"""

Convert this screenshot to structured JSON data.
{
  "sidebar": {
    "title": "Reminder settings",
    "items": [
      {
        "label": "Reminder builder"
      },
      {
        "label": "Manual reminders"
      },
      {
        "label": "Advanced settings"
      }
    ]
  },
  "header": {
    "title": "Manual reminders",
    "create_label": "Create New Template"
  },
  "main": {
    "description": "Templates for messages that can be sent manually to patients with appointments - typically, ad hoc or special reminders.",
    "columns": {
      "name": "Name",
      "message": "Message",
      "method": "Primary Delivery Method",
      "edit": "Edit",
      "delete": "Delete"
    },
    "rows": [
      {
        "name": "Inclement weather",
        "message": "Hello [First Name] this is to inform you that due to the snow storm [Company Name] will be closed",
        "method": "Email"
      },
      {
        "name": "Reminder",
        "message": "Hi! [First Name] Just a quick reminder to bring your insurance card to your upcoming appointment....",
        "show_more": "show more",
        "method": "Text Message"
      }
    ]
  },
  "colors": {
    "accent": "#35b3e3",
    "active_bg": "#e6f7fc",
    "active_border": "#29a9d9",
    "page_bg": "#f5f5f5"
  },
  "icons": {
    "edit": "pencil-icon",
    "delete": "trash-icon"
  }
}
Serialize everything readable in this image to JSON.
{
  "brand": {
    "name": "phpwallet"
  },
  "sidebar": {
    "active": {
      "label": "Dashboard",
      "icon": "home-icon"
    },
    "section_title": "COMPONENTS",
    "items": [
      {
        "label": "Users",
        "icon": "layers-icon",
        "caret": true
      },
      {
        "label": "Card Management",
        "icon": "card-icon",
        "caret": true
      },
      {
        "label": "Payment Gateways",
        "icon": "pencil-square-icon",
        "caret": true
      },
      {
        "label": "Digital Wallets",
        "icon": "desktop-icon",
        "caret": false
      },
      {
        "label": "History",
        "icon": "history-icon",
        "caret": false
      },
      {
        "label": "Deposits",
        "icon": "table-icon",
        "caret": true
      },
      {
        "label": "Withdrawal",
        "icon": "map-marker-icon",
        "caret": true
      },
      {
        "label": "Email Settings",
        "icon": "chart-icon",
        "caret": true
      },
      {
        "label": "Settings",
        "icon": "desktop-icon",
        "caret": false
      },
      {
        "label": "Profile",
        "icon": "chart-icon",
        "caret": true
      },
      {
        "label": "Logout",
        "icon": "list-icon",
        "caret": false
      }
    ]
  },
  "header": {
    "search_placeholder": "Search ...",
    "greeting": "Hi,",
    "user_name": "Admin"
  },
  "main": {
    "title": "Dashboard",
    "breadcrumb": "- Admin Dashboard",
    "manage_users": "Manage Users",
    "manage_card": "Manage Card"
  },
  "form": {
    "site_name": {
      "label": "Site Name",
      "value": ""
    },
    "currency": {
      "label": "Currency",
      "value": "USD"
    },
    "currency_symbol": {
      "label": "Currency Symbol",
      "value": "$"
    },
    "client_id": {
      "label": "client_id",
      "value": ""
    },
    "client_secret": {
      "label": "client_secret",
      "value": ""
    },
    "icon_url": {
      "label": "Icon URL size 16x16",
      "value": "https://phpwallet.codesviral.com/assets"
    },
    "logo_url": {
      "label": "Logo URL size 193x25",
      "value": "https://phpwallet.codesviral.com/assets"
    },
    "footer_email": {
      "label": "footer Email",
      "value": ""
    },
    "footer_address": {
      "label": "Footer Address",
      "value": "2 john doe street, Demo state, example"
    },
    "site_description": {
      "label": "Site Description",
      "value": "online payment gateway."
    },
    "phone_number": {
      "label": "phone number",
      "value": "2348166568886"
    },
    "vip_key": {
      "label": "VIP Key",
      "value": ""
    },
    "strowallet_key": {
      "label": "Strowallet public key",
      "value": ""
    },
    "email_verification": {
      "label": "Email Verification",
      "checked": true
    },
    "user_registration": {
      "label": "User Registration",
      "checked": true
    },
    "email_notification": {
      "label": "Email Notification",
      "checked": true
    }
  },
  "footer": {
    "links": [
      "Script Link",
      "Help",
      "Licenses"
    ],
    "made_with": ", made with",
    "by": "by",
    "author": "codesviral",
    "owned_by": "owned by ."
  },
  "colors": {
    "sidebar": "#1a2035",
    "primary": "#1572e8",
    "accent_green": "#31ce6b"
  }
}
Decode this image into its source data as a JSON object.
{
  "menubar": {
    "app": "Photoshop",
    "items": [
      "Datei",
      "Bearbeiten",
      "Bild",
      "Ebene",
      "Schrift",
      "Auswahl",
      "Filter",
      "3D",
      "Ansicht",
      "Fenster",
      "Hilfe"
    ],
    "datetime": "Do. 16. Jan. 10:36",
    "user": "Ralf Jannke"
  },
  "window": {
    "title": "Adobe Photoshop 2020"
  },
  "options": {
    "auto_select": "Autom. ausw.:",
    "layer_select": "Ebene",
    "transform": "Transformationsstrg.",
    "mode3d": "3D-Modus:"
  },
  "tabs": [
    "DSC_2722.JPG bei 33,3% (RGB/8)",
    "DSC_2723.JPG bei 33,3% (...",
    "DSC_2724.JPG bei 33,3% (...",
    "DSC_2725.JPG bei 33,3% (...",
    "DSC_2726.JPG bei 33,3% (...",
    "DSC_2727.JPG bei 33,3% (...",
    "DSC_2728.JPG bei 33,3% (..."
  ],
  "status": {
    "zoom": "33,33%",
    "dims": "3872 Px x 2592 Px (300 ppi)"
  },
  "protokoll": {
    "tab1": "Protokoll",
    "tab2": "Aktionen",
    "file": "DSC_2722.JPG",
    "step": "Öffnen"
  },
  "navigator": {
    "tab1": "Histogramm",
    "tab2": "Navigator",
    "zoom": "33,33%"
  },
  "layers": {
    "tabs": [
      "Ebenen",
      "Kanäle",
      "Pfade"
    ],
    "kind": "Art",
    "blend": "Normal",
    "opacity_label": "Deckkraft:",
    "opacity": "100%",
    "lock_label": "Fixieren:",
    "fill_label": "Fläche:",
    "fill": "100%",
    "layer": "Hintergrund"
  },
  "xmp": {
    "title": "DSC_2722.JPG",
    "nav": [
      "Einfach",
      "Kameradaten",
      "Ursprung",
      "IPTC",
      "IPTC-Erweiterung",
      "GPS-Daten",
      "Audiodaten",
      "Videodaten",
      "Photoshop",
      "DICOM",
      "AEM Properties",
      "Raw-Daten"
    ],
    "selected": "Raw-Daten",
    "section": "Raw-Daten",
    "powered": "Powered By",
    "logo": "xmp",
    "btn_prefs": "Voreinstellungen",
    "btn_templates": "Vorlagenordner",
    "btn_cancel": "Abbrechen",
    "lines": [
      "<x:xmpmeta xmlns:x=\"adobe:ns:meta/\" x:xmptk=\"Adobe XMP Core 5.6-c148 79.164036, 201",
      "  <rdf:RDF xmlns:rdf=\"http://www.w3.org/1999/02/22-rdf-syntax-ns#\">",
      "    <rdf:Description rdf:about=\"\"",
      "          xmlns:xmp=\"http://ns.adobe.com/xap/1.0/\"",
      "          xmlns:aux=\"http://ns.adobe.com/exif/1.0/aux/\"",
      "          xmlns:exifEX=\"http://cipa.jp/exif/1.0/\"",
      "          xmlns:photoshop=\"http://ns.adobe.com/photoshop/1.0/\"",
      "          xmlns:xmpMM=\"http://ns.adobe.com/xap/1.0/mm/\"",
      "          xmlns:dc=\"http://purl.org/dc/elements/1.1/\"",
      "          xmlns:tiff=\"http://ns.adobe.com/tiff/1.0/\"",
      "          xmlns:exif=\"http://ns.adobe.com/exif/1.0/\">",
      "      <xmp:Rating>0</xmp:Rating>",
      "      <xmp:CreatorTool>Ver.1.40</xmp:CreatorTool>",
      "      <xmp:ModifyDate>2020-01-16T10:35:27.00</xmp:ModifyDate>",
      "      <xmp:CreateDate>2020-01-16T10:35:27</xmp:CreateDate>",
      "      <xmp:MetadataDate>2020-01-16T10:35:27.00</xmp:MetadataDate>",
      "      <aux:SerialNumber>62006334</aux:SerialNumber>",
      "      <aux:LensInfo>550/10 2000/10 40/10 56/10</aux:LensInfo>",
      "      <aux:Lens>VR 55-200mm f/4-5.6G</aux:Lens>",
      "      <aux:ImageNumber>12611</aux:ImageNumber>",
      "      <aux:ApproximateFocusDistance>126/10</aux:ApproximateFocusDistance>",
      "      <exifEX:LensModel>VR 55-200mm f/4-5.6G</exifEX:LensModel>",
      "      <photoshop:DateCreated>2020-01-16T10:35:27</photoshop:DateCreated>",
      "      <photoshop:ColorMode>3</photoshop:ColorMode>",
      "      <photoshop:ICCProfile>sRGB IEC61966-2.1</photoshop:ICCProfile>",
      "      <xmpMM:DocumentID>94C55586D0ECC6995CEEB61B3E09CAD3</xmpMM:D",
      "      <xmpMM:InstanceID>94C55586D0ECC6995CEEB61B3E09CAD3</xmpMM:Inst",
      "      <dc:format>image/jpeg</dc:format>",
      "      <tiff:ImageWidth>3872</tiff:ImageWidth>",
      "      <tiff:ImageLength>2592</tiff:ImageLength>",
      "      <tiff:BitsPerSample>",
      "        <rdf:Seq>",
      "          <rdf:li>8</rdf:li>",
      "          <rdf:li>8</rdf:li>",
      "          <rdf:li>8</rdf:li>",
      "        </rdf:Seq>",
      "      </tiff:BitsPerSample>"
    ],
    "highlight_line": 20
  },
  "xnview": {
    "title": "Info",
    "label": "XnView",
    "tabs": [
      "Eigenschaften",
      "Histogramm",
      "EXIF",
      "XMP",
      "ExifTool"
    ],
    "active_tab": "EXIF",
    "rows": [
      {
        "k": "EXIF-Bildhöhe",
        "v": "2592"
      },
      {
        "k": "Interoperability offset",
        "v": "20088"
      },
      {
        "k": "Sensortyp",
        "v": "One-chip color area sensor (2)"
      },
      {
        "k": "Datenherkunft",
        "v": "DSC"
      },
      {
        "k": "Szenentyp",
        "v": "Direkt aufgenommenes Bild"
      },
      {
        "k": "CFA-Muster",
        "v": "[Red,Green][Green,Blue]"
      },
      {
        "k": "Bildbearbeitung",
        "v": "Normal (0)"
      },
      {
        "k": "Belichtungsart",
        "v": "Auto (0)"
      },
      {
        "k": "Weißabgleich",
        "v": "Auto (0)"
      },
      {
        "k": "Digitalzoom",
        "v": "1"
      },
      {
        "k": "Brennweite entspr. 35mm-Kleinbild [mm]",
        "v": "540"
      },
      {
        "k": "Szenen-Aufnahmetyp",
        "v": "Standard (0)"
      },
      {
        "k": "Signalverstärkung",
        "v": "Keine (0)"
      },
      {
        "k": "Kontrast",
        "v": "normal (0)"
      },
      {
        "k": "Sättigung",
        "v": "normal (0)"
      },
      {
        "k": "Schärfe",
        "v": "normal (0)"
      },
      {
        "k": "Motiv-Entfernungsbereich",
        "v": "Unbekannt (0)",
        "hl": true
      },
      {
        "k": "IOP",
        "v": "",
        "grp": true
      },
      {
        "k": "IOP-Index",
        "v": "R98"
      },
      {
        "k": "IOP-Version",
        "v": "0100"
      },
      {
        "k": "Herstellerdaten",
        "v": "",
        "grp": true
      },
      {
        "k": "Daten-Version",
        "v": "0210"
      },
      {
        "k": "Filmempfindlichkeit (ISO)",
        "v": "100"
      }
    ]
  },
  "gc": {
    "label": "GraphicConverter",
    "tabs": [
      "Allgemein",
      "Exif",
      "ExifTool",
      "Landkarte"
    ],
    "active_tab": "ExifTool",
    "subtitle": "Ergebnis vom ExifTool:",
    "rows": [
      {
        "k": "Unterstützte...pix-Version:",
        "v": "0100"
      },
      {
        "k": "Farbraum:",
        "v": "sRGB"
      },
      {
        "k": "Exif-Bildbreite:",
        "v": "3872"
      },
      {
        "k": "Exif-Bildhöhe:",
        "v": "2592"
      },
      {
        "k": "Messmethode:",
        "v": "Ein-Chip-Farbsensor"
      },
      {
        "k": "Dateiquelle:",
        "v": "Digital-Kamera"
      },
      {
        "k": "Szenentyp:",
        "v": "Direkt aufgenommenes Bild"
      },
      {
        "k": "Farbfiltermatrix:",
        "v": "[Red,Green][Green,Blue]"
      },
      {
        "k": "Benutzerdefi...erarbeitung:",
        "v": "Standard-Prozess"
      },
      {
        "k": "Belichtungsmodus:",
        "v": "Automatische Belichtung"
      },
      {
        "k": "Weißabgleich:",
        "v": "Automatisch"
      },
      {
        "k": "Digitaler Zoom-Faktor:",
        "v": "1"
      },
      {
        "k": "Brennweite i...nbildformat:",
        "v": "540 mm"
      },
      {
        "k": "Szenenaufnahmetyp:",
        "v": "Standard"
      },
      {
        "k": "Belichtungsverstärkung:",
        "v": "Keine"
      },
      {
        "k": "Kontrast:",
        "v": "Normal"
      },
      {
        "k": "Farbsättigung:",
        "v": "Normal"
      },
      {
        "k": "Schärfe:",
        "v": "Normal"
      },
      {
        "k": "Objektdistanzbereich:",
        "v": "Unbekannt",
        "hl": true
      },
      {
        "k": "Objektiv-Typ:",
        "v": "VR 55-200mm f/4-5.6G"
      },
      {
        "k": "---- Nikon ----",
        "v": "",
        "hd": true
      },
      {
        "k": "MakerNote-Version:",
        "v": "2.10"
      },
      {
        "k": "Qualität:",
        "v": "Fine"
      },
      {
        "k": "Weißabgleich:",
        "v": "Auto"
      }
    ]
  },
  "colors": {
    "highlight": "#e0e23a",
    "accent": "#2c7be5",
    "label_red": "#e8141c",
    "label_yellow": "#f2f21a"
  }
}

"""

PROBLEM TO WORK ON
Go through the records and pull out each line that includes the word "Users".

EXERCISE OUTPUT
        "label": "Users",
    "manage_users": "Manage Users",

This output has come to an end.